Leave out the pictures and copy everything else below exactly.

========================

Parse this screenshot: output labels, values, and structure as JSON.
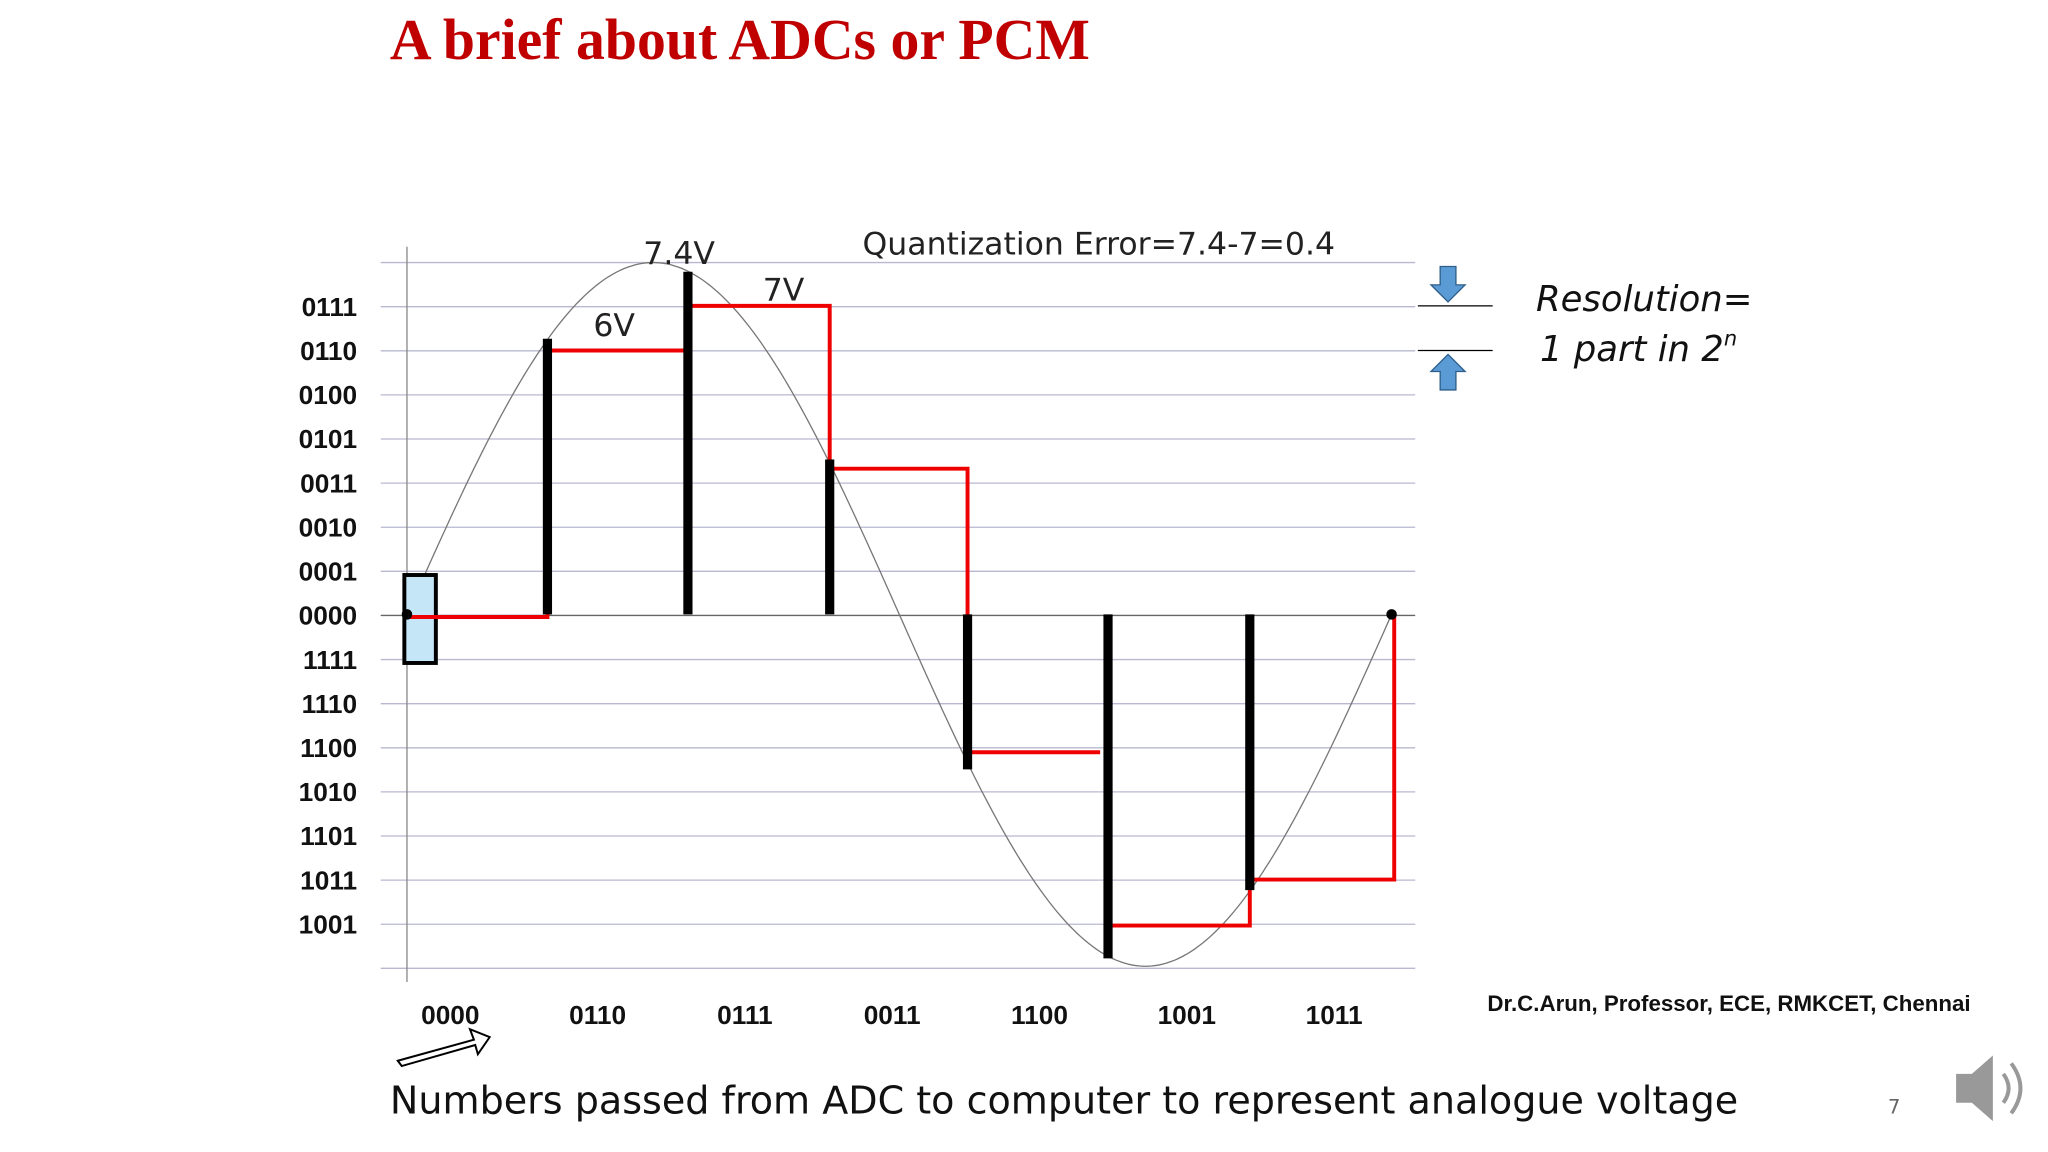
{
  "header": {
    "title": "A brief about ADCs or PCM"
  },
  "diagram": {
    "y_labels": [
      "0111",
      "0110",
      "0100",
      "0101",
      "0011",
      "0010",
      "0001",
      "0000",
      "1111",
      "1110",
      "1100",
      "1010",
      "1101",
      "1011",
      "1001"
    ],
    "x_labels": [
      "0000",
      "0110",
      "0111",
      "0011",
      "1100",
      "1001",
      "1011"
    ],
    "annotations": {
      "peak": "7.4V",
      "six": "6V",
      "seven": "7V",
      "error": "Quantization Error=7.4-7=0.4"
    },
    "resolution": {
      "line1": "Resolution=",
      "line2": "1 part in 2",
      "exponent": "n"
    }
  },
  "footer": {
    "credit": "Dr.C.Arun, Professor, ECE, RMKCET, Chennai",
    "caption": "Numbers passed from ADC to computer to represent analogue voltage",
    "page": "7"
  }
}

========================

- **Solution to the problem**
Parse this screenshot: output labels, values, and structure as JSON.
{
  "header": {
    "title": "A brief about ADCs or PCM"
  },
  "diagram": {
    "y_labels": [
      "0111",
      "0110",
      "0100",
      "0101",
      "0011",
      "0010",
      "0001",
      "0000",
      "1111",
      "1110",
      "1100",
      "1010",
      "1101",
      "1011",
      "1001"
    ],
    "x_labels": [
      "0000",
      "0110",
      "0111",
      "0011",
      "1100",
      "1001",
      "1011"
    ],
    "annotations": {
      "peak": "7.4V",
      "six": "6V",
      "seven": "7V",
      "error": "Quantization Error=7.4-7=0.4"
    },
    "resolution": {
      "line1": "Resolution=",
      "line2": "1 part in 2",
      "exponent": "n"
    }
  },
  "footer": {
    "credit": "Dr.C.Arun, Professor, ECE, RMKCET, Chennai",
    "caption": "Numbers passed from ADC to computer to represent analogue voltage",
    "page": "7"
  }
}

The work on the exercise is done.